(Entries taken from a collection)
- - - - -
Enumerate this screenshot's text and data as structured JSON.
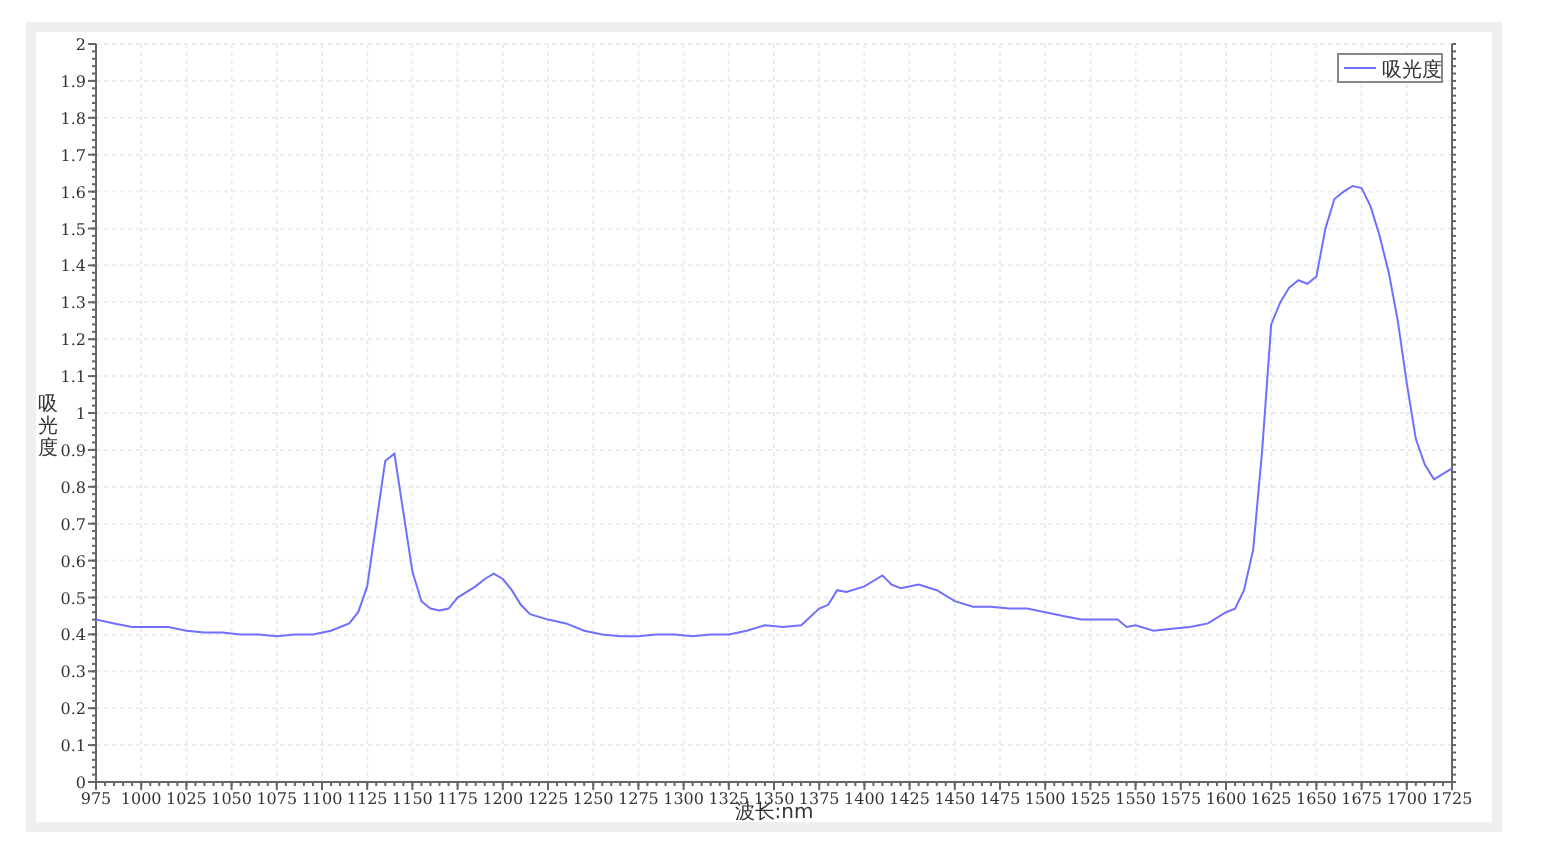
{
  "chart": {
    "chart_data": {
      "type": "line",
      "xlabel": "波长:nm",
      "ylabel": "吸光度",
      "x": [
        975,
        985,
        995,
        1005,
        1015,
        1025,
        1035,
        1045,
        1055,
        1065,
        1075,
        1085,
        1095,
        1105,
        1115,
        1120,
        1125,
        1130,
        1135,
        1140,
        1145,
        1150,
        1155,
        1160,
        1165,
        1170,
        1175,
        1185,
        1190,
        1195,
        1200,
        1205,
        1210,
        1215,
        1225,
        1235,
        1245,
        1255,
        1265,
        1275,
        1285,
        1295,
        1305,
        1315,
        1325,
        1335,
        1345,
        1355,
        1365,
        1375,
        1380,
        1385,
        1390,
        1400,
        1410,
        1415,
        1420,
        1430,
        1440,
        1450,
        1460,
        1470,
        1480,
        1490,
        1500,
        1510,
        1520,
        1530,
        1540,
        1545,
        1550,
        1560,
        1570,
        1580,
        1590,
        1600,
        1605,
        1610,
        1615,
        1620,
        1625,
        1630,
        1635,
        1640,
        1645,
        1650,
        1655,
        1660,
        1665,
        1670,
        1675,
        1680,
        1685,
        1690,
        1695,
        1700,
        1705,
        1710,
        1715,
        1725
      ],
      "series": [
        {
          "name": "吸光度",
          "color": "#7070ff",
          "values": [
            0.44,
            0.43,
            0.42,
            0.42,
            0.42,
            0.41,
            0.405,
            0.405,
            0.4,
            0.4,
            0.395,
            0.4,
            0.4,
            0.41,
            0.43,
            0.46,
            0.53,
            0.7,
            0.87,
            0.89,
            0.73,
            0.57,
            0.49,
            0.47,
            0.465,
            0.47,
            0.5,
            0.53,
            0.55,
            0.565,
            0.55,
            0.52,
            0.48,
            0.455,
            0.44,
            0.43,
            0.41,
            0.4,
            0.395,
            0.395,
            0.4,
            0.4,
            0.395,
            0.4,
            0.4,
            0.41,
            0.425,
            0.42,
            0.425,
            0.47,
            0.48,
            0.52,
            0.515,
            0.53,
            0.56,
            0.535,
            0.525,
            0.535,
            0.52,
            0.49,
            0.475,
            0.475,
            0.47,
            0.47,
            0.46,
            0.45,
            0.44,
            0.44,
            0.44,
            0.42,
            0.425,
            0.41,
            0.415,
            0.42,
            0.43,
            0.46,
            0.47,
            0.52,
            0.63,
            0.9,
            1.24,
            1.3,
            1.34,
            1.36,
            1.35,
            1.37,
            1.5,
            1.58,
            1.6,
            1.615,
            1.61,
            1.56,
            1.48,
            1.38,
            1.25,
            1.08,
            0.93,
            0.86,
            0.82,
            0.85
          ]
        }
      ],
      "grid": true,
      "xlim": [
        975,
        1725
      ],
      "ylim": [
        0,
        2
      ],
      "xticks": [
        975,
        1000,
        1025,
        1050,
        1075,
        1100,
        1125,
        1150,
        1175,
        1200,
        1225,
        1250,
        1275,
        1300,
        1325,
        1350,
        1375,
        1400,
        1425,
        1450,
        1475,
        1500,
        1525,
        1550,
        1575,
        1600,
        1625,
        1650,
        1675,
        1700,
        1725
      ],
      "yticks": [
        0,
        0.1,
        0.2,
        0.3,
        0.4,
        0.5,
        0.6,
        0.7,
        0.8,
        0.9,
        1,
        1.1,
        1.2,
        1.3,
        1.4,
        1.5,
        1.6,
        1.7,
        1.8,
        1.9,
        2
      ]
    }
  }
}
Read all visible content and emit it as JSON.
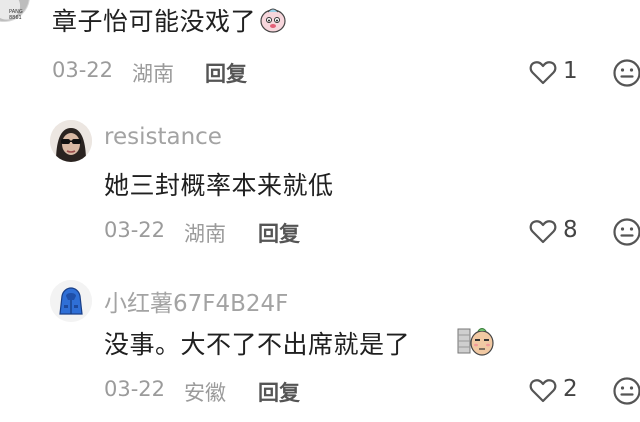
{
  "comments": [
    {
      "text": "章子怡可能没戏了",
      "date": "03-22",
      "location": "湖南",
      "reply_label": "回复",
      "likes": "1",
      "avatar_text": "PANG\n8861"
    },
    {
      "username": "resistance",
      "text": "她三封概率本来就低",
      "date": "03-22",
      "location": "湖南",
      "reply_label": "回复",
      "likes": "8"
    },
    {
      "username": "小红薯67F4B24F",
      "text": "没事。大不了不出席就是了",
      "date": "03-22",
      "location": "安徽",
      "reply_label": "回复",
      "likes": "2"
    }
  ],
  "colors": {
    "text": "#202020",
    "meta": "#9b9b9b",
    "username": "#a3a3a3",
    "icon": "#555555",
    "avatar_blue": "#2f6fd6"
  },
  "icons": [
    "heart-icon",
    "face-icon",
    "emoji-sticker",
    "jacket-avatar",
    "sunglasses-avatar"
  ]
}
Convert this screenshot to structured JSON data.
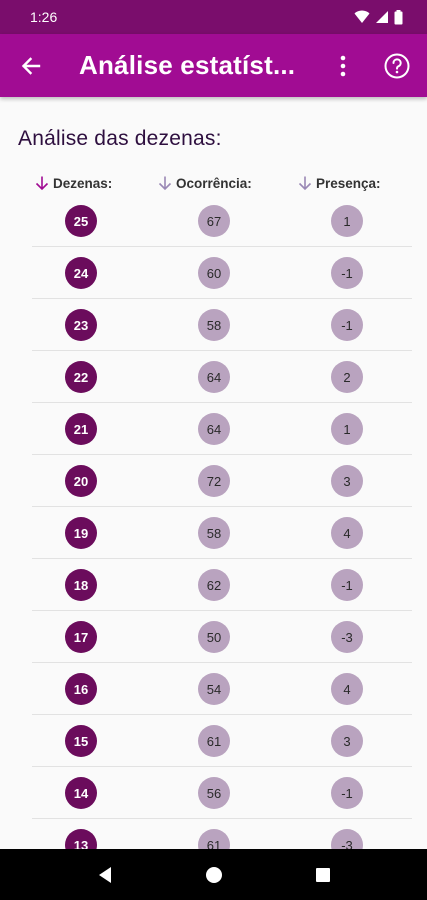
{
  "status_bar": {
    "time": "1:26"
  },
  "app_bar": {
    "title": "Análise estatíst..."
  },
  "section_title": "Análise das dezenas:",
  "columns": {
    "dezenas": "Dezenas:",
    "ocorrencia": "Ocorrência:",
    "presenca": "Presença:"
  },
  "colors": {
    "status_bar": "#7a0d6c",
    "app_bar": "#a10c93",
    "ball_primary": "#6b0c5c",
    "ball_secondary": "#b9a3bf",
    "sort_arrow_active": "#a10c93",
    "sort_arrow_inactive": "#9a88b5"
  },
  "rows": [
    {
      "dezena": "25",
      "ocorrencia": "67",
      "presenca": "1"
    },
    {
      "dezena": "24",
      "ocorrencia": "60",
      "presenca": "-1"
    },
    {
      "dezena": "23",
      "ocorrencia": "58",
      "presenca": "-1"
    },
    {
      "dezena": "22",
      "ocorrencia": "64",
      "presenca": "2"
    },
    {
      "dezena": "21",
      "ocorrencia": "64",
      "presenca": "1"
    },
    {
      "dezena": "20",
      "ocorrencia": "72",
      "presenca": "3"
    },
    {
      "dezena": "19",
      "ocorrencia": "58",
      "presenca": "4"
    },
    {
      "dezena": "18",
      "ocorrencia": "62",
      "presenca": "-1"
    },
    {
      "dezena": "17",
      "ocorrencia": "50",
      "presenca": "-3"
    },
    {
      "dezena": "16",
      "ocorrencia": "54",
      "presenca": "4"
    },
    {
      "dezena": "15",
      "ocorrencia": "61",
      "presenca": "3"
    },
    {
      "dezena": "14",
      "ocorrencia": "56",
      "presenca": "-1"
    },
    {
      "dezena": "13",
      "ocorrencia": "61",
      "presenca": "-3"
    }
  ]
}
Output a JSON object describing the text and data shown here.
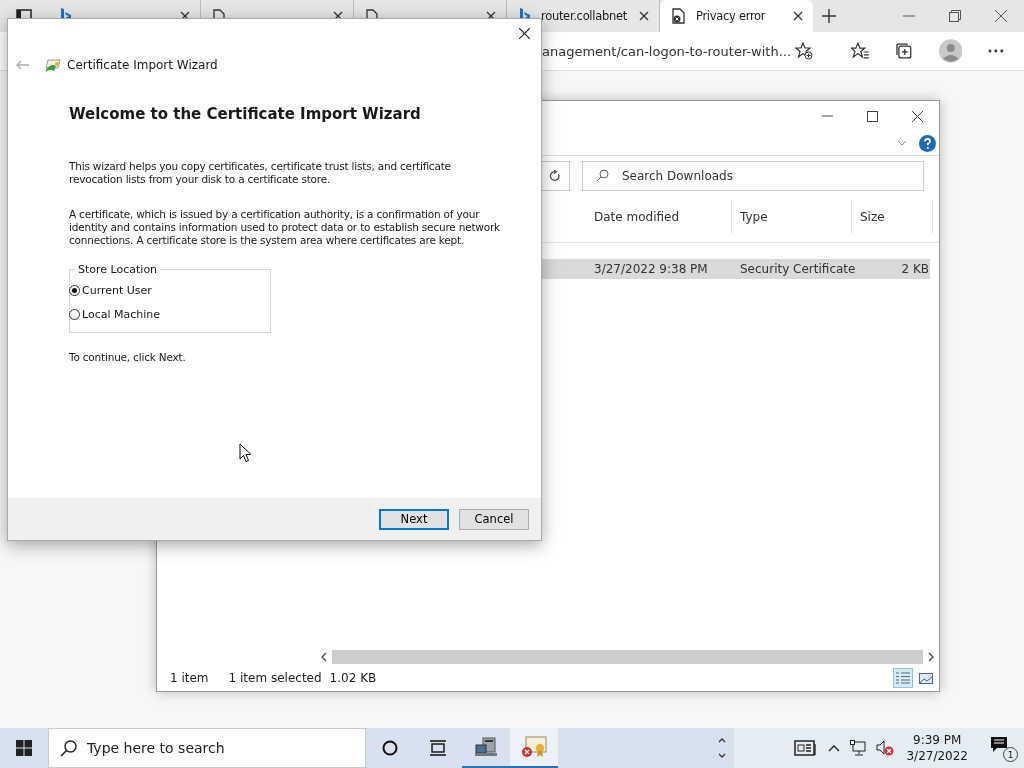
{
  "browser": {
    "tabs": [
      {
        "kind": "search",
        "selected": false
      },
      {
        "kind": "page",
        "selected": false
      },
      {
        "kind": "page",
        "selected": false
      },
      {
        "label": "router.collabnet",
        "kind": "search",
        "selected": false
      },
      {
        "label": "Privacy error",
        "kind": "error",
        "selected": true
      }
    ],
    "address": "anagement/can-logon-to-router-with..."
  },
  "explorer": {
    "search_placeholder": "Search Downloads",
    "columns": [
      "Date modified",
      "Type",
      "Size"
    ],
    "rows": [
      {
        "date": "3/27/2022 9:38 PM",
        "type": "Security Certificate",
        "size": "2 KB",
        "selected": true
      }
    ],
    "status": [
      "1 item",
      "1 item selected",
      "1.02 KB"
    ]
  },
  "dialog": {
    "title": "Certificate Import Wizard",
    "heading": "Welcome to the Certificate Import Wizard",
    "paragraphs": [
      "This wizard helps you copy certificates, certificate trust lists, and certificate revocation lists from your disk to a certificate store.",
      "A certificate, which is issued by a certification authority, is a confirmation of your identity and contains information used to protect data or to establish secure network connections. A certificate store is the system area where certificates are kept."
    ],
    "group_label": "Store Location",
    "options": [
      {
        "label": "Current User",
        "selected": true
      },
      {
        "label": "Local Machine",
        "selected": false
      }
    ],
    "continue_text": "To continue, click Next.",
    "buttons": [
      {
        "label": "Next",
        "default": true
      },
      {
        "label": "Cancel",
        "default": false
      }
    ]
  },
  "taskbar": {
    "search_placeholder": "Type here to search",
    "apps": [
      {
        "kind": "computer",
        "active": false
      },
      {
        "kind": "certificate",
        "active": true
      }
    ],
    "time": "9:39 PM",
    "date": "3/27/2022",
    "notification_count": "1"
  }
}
- - - - -
Tally the lines of the data that hold the string "Análise". Answer with the number and nothing more.

2